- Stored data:
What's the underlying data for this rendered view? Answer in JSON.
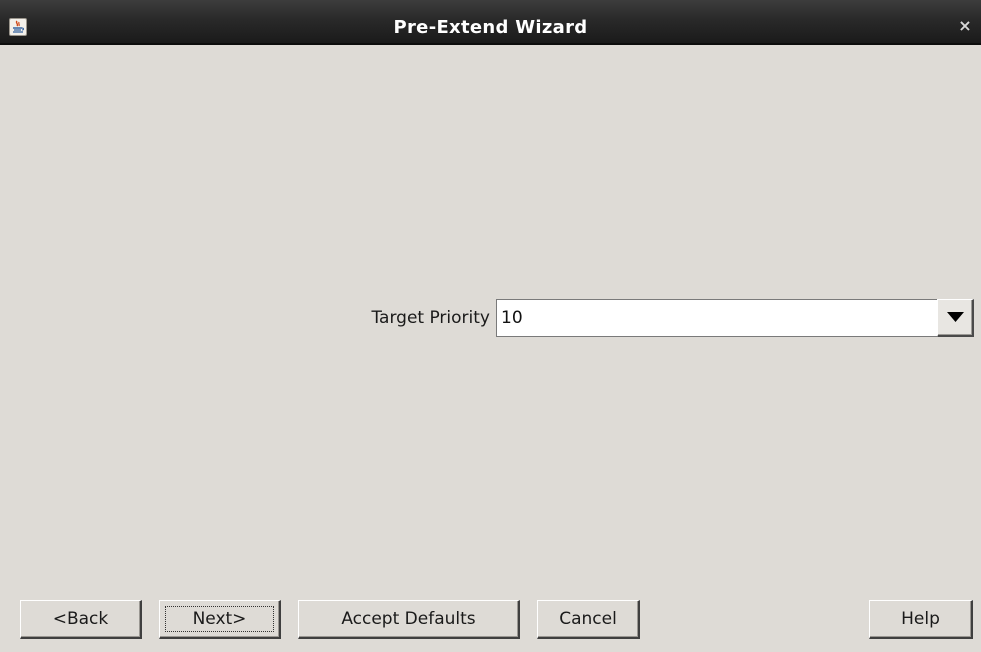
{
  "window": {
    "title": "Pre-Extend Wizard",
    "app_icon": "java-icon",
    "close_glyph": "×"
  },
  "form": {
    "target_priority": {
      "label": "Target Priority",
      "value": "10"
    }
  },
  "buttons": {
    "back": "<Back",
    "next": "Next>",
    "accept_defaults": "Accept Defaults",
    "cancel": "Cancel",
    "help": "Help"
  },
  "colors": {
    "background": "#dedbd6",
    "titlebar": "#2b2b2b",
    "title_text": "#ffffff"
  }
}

--

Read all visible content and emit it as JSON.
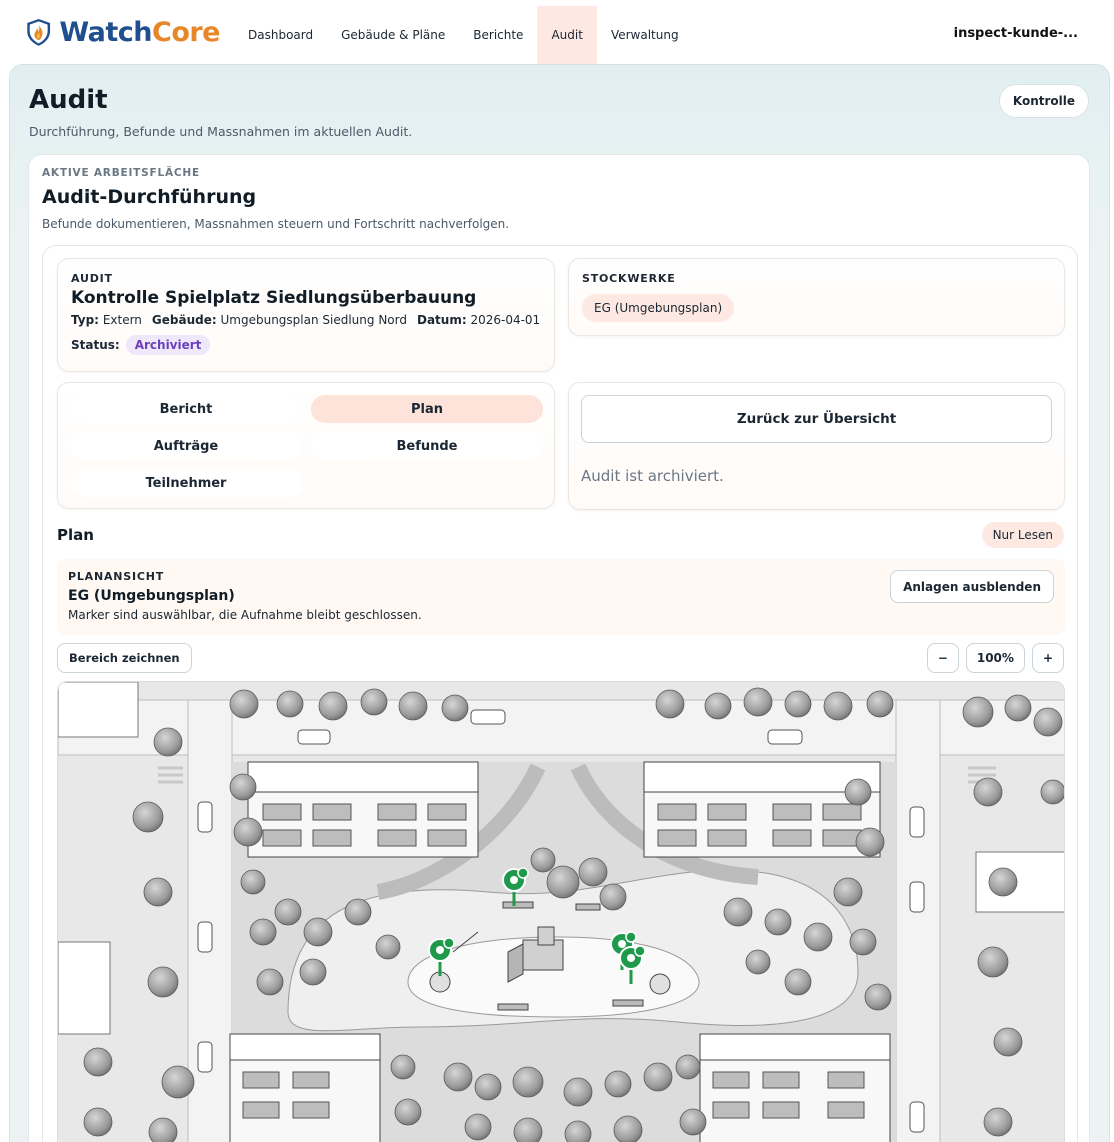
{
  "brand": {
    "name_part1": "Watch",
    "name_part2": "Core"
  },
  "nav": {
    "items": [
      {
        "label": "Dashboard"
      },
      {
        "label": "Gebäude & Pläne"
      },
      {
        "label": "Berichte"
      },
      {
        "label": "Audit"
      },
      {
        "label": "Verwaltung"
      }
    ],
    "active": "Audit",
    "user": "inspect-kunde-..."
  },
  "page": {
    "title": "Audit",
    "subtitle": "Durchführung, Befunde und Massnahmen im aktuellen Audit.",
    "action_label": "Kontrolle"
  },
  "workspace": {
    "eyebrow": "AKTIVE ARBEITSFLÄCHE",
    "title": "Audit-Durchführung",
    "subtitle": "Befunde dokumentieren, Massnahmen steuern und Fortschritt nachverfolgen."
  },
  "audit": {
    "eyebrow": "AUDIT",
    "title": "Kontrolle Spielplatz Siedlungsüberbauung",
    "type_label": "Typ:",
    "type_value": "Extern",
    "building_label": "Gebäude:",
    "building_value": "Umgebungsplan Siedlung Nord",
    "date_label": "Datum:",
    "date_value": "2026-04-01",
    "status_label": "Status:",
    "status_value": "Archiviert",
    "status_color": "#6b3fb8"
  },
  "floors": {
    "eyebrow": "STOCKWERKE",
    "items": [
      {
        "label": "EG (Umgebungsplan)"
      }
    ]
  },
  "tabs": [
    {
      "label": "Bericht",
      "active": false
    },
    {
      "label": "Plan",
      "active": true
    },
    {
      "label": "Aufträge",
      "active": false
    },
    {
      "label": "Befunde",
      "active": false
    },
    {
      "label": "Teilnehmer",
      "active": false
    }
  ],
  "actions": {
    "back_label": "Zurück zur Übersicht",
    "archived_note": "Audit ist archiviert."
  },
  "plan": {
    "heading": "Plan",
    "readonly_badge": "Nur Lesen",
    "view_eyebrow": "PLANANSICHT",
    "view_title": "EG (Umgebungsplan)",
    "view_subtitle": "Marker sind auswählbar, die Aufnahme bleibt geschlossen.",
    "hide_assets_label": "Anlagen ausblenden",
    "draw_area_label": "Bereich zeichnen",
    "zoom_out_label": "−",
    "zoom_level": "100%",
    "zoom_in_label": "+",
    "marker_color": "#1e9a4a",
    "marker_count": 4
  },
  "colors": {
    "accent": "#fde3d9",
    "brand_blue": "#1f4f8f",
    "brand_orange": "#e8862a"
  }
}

- Instruction:
Search the listing above for the string "Gebäude". Copy every line that contains it.

- Full response:
        "label": "Gebäude & Pläne"
    "building_label": "Gebäude:",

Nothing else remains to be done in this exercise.